Dataset items

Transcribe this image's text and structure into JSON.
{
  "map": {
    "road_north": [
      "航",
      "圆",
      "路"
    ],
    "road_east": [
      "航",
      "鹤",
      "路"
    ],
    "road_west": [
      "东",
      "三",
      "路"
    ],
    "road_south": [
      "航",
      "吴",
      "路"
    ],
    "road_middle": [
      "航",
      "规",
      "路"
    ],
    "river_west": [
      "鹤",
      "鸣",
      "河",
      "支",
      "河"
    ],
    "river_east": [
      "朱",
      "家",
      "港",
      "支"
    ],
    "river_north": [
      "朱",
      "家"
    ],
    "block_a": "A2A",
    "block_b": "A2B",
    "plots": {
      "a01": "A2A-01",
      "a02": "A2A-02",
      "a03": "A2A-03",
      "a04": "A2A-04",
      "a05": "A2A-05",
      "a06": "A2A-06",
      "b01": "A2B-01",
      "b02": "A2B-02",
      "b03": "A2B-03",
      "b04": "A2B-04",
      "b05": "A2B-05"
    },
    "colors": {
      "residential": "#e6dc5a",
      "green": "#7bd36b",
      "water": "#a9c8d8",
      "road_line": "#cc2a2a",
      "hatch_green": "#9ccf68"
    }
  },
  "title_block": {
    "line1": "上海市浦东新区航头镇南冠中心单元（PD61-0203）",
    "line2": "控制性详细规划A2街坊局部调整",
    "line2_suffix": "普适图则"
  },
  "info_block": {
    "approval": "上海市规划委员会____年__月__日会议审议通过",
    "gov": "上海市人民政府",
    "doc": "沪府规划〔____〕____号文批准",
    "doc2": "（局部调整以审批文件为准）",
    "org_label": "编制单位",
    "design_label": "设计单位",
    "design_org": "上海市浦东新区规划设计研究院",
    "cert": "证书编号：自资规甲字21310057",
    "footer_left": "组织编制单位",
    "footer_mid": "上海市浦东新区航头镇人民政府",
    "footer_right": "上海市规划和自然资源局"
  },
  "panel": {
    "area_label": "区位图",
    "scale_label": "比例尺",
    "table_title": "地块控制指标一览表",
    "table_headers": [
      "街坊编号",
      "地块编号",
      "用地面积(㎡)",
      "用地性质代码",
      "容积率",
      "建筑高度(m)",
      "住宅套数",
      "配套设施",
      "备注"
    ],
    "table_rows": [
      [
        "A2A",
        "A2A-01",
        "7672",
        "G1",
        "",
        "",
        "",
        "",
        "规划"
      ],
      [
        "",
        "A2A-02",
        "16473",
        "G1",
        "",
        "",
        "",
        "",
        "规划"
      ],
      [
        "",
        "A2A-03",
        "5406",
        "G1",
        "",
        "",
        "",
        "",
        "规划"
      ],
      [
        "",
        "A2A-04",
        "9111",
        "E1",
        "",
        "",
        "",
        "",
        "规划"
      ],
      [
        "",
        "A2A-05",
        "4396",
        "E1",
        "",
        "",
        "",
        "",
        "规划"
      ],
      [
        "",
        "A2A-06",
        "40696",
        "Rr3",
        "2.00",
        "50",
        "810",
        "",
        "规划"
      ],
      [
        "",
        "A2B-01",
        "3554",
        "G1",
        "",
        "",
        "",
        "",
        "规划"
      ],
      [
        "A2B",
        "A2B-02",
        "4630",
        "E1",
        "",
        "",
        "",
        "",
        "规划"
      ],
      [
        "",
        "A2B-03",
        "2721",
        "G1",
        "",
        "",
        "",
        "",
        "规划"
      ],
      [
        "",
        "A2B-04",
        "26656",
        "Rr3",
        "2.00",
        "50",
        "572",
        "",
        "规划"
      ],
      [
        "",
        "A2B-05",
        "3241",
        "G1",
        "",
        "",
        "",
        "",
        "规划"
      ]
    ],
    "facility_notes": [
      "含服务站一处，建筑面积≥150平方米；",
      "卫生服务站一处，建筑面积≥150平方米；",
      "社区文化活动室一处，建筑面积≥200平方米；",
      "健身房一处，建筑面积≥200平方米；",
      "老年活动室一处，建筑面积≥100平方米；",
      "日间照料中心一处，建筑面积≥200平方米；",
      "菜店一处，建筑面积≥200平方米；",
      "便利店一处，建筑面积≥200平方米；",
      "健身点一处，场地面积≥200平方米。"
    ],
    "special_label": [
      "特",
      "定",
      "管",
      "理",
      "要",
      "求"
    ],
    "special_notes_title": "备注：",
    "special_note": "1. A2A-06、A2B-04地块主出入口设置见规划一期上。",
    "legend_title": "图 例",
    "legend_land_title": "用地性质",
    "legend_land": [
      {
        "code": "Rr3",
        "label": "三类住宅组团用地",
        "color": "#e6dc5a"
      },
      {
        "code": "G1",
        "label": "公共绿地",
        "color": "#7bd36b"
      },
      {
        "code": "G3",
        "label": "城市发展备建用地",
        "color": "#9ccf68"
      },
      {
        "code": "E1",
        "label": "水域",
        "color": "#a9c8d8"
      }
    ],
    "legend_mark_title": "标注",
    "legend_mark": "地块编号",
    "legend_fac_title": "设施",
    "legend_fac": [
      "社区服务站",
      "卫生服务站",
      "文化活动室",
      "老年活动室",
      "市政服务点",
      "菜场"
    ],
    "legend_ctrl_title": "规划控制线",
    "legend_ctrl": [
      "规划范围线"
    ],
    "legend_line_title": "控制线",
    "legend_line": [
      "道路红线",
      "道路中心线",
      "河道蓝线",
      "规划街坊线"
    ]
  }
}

Work instructions:
Every entry should be printed again exactly as it stands.

Response below:
Transcribe this image's text and structure into JSON.
{
  "map": {
    "road_north": [
      "航",
      "圆",
      "路"
    ],
    "road_east": [
      "航",
      "鹤",
      "路"
    ],
    "road_west": [
      "东",
      "三",
      "路"
    ],
    "road_south": [
      "航",
      "吴",
      "路"
    ],
    "road_middle": [
      "航",
      "规",
      "路"
    ],
    "river_west": [
      "鹤",
      "鸣",
      "河",
      "支",
      "河"
    ],
    "river_east": [
      "朱",
      "家",
      "港",
      "支"
    ],
    "river_north": [
      "朱",
      "家"
    ],
    "block_a": "A2A",
    "block_b": "A2B",
    "plots": {
      "a01": "A2A-01",
      "a02": "A2A-02",
      "a03": "A2A-03",
      "a04": "A2A-04",
      "a05": "A2A-05",
      "a06": "A2A-06",
      "b01": "A2B-01",
      "b02": "A2B-02",
      "b03": "A2B-03",
      "b04": "A2B-04",
      "b05": "A2B-05"
    },
    "colors": {
      "residential": "#e6dc5a",
      "green": "#7bd36b",
      "water": "#a9c8d8",
      "road_line": "#cc2a2a",
      "hatch_green": "#9ccf68"
    }
  },
  "title_block": {
    "line1": "上海市浦东新区航头镇南冠中心单元（PD61-0203）",
    "line2": "控制性详细规划A2街坊局部调整",
    "line2_suffix": "普适图则"
  },
  "info_block": {
    "approval": "上海市规划委员会____年__月__日会议审议通过",
    "gov": "上海市人民政府",
    "doc": "沪府规划〔____〕____号文批准",
    "doc2": "（局部调整以审批文件为准）",
    "org_label": "编制单位",
    "design_label": "设计单位",
    "design_org": "上海市浦东新区规划设计研究院",
    "cert": "证书编号：自资规甲字21310057",
    "footer_left": "组织编制单位",
    "footer_mid": "上海市浦东新区航头镇人民政府",
    "footer_right": "上海市规划和自然资源局"
  },
  "panel": {
    "area_label": "区位图",
    "scale_label": "比例尺",
    "table_title": "地块控制指标一览表",
    "table_headers": [
      "街坊编号",
      "地块编号",
      "用地面积(㎡)",
      "用地性质代码",
      "容积率",
      "建筑高度(m)",
      "住宅套数",
      "配套设施",
      "备注"
    ],
    "table_rows": [
      [
        "A2A",
        "A2A-01",
        "7672",
        "G1",
        "",
        "",
        "",
        "",
        "规划"
      ],
      [
        "",
        "A2A-02",
        "16473",
        "G1",
        "",
        "",
        "",
        "",
        "规划"
      ],
      [
        "",
        "A2A-03",
        "5406",
        "G1",
        "",
        "",
        "",
        "",
        "规划"
      ],
      [
        "",
        "A2A-04",
        "9111",
        "E1",
        "",
        "",
        "",
        "",
        "规划"
      ],
      [
        "",
        "A2A-05",
        "4396",
        "E1",
        "",
        "",
        "",
        "",
        "规划"
      ],
      [
        "",
        "A2A-06",
        "40696",
        "Rr3",
        "2.00",
        "50",
        "810",
        "",
        "规划"
      ],
      [
        "",
        "A2B-01",
        "3554",
        "G1",
        "",
        "",
        "",
        "",
        "规划"
      ],
      [
        "A2B",
        "A2B-02",
        "4630",
        "E1",
        "",
        "",
        "",
        "",
        "规划"
      ],
      [
        "",
        "A2B-03",
        "2721",
        "G1",
        "",
        "",
        "",
        "",
        "规划"
      ],
      [
        "",
        "A2B-04",
        "26656",
        "Rr3",
        "2.00",
        "50",
        "572",
        "",
        "规划"
      ],
      [
        "",
        "A2B-05",
        "3241",
        "G1",
        "",
        "",
        "",
        "",
        "规划"
      ]
    ],
    "facility_notes": [
      "含服务站一处，建筑面积≥150平方米；",
      "卫生服务站一处，建筑面积≥150平方米；",
      "社区文化活动室一处，建筑面积≥200平方米；",
      "健身房一处，建筑面积≥200平方米；",
      "老年活动室一处，建筑面积≥100平方米；",
      "日间照料中心一处，建筑面积≥200平方米；",
      "菜店一处，建筑面积≥200平方米；",
      "便利店一处，建筑面积≥200平方米；",
      "健身点一处，场地面积≥200平方米。"
    ],
    "special_label": [
      "特",
      "定",
      "管",
      "理",
      "要",
      "求"
    ],
    "special_notes_title": "备注：",
    "special_note": "1. A2A-06、A2B-04地块主出入口设置见规划一期上。",
    "legend_title": "图 例",
    "legend_land_title": "用地性质",
    "legend_land": [
      {
        "code": "Rr3",
        "label": "三类住宅组团用地",
        "color": "#e6dc5a"
      },
      {
        "code": "G1",
        "label": "公共绿地",
        "color": "#7bd36b"
      },
      {
        "code": "G3",
        "label": "城市发展备建用地",
        "color": "#9ccf68"
      },
      {
        "code": "E1",
        "label": "水域",
        "color": "#a9c8d8"
      }
    ],
    "legend_mark_title": "标注",
    "legend_mark": "地块编号",
    "legend_fac_title": "设施",
    "legend_fac": [
      "社区服务站",
      "卫生服务站",
      "文化活动室",
      "老年活动室",
      "市政服务点",
      "菜场"
    ],
    "legend_ctrl_title": "规划控制线",
    "legend_ctrl": [
      "规划范围线"
    ],
    "legend_line_title": "控制线",
    "legend_line": [
      "道路红线",
      "道路中心线",
      "河道蓝线",
      "规划街坊线"
    ]
  }
}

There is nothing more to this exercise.